++++ Provided data
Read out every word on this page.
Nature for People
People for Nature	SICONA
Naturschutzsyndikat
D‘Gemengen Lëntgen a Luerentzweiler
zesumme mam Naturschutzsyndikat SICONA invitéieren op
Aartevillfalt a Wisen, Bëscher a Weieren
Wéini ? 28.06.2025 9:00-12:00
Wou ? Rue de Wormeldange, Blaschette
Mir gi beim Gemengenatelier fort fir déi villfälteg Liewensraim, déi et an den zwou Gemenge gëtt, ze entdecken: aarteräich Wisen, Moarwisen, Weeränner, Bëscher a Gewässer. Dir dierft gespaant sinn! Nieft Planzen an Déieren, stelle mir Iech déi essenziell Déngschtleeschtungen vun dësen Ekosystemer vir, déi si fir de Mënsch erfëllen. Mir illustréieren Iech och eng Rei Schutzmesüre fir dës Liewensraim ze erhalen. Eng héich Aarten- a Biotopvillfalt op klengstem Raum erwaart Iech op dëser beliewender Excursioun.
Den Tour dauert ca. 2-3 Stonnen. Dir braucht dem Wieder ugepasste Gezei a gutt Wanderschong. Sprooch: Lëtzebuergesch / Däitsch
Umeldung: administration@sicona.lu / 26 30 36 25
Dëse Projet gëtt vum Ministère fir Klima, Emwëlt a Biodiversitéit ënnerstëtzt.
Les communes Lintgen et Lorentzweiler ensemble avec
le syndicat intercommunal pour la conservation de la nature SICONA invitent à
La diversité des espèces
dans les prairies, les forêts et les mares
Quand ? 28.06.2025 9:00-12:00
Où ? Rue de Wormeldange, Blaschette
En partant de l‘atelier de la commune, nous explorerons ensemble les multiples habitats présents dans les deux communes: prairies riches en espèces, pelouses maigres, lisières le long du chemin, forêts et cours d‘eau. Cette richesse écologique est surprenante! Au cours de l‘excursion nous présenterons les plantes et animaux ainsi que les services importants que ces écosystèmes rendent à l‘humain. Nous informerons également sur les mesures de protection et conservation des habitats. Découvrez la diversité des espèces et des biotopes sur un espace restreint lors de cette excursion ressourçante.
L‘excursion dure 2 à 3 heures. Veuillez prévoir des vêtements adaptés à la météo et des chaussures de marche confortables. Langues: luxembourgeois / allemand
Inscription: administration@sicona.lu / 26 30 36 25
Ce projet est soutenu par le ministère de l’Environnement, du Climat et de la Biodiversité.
++++++++
=== Stated problem ===
Search the material above for "Blaschette". Pull out each line where it shows up.

=== The response ===
Wou ? Rue de Wormeldange, Blaschette
Où ? Rue de Wormeldange, Blaschette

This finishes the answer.